Given exercise 1:
In the queen-rearing forum thread, about how many days after emergence was a queen's optimum age, according to the evidence Jon describes?
Given exercise 2:
Write the next part of the queen-rearing forum thread, picking up after its last line.

Selected extract:
▼

IMHO a bit overly optimistic on the time it takes between the virgin hatching, mating and going into lay.  There is clear evidence that leaving the harvesting of queens until there is some sealed brood from them gives them a better chance of being accepted, and in my experience this can take nearly a full month from emergence.

----------


## Jon

> There is clear evidence that leaving the harvesting of queens until there is some sealed brood from them gives them a better chance of being accepted, and in my experience this can take nearly a full month from emergence.


MBC
I remember posting that link on here. The evidence was very clear  - and the optimum age of the queen was something like 28 days from emergence. At a minimum you should wait until some brood is sealed. Queens removed too early from apideas are often superseded within a month.

Link is here. Rhodes and Denney

----------


## The Drone Ranger

Where are they going after the apidea is it a de-queened hive or a queenless nuc ?
If they went above a swarm board there will only be young bees there 
The queen rearing season is so short no wonder you end up having to buy so many Apideas

----------


## mbc

> MBC
> I remember posting that link on here. The evidence was very clear  - and the optimum age of the queen was something like 28 days from emergence. At a minimum you should wait until some brood is sealed. Queens removed too early from apideas are often superseded within a month.

▲

Records supplied:
▼

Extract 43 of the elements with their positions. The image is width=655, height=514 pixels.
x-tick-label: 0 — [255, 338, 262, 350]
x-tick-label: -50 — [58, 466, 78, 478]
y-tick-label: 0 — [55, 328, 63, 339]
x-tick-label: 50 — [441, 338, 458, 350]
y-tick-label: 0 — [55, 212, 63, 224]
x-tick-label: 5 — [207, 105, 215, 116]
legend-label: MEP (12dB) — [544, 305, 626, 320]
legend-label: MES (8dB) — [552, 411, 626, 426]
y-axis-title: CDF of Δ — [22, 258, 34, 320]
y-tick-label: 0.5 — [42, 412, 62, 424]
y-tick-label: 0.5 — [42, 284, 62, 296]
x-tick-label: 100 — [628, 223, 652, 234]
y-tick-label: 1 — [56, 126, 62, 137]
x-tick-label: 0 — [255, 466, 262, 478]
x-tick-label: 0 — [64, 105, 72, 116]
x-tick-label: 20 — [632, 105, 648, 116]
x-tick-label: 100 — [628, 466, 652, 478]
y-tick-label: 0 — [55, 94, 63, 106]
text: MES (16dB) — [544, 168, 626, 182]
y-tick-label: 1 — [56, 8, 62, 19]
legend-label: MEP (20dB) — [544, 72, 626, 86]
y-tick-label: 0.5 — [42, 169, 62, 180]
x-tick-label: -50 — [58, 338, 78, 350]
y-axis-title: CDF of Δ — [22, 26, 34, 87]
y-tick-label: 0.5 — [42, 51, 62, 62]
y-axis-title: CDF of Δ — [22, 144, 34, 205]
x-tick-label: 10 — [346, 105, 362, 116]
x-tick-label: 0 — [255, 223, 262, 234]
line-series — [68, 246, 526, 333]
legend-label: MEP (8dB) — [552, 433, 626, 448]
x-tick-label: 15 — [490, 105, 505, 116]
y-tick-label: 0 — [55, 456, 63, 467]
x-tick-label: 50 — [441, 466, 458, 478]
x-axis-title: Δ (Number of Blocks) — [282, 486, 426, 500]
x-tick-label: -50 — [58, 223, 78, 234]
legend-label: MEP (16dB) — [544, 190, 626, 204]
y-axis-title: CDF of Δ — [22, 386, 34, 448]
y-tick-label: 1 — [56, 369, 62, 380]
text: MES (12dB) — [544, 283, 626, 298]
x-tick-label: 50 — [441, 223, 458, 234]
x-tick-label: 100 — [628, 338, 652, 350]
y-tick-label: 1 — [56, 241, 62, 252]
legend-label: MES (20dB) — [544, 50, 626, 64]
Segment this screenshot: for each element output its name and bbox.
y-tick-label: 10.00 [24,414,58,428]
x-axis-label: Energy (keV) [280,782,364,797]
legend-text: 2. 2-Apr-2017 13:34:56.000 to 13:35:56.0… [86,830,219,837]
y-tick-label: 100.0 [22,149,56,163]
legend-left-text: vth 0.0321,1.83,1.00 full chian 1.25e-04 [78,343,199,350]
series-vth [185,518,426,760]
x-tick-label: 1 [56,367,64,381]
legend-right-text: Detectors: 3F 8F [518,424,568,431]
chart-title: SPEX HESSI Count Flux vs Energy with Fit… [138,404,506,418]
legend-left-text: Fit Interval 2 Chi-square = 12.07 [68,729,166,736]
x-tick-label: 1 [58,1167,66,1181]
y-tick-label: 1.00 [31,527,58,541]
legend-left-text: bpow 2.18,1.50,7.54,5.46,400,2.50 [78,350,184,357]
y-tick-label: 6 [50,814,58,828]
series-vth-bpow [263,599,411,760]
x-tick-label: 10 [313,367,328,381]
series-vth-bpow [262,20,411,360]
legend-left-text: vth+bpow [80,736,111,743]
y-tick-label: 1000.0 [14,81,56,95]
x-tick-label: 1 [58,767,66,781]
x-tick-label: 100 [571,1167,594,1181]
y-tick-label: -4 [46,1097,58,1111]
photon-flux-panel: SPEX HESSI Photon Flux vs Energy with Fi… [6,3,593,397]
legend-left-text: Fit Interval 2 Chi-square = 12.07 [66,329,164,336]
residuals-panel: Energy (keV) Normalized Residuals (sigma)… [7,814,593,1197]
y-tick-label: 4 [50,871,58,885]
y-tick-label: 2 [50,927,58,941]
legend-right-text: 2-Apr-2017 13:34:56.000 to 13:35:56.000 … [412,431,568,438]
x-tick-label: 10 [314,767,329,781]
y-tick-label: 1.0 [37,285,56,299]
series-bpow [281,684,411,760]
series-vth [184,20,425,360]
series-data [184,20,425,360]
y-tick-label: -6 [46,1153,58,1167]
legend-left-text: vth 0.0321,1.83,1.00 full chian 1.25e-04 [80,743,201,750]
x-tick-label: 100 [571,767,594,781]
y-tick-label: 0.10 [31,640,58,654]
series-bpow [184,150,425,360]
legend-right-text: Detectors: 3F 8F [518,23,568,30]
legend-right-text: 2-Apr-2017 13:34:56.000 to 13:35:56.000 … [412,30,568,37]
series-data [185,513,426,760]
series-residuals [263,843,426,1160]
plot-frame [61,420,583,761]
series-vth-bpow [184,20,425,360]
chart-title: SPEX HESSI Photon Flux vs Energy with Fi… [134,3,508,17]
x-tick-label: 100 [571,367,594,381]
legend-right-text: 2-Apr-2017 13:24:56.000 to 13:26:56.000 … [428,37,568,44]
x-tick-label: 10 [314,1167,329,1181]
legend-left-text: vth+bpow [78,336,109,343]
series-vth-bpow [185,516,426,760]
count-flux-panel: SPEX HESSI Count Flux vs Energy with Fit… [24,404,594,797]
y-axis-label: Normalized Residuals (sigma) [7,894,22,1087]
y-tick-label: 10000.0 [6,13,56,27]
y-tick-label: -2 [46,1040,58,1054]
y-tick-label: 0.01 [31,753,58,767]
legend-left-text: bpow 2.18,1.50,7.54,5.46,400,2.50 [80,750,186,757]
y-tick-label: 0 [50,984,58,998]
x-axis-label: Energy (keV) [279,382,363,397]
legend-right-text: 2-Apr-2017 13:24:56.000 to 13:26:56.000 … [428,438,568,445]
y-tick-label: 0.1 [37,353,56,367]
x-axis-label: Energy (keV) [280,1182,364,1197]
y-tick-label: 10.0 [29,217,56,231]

▲

Task result 1:
About 28 days from emergence.

Task result 2:
> 
> Link is here. Rhodes and Denney


Top marks  :Smile:

----------


## drumgerry

Sorry guys I've maybe not been very clear  :Smile:  .   The current occupants bar two of my Apideas are virgin queens I'm not especially attached to  - they're grafts from one of my queens and although their temper is (or has been) good they have many qualities I don't like - going on the queens I raised from her last year.

So yes I have read of the waiting till there's sealed brood in the mininuc before introduction method.  And ideally that's what I'd do.  But as I'm likely going to have a batch of more desirable candidates following on behind and needing the mininucs the first lot are going to have to go somewhere and I'm going to make some nucs up using them.  A purely practical consideration that's all.  I will consider requeening the nucs with the second batch of queens (who will get a full period in the Apideas) depending on how it all goes.  I appreciate the complexities of doing that but I've found the Manley or is it Alley-Chantry cage (the one in Honey Farming) a practically fool-proof method of requeening.

I'm going to suck it and see!  

Btw - Thanks for all the great info.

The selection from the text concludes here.